Given task:
Only the number is wanted: how many lines contain the word "kobles"?

--- start of Task inputs ---

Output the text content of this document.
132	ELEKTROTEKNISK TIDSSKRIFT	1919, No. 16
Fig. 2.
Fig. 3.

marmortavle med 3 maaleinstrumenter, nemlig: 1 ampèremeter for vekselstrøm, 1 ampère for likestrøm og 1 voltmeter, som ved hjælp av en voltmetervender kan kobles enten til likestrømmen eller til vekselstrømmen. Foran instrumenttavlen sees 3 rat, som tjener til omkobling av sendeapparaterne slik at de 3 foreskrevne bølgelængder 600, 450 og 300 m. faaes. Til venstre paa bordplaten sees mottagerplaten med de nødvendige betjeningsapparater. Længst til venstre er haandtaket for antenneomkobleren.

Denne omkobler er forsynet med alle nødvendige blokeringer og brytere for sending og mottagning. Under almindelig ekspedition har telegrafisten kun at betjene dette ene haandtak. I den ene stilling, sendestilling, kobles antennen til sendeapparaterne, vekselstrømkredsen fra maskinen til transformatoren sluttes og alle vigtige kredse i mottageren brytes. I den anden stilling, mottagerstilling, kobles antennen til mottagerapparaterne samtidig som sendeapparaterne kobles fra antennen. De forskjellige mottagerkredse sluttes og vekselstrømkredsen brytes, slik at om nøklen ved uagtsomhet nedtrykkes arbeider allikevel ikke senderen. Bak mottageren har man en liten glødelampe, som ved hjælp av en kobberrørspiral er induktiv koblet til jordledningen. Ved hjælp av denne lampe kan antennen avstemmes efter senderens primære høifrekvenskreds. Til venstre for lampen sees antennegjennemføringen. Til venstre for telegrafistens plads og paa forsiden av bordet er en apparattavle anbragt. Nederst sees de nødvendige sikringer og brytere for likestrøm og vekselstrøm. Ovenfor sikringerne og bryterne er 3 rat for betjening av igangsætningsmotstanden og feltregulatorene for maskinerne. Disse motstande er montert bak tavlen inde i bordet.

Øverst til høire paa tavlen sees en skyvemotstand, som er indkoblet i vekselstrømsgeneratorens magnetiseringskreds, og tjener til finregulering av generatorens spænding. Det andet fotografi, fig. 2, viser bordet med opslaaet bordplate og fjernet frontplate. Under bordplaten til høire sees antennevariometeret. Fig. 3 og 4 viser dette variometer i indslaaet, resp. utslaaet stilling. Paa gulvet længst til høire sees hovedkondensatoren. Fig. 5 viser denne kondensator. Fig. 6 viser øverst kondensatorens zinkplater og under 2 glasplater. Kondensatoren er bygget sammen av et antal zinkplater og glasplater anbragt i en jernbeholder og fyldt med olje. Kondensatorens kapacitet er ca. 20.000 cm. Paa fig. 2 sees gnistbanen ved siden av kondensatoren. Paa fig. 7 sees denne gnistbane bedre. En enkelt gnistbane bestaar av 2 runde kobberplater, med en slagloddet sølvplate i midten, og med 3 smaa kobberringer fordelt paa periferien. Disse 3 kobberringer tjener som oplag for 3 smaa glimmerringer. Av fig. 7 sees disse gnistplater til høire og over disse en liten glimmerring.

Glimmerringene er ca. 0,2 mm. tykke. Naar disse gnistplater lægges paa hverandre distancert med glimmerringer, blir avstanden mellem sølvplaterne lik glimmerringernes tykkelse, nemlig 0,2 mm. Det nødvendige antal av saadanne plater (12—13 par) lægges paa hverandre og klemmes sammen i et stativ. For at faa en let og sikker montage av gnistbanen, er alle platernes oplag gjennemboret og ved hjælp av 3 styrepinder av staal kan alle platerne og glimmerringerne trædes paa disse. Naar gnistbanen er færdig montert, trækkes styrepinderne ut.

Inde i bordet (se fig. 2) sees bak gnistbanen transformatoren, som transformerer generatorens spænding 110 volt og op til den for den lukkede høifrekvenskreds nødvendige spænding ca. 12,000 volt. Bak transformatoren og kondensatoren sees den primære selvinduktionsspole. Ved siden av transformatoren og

--- end of Task inputs ---

Task result:
2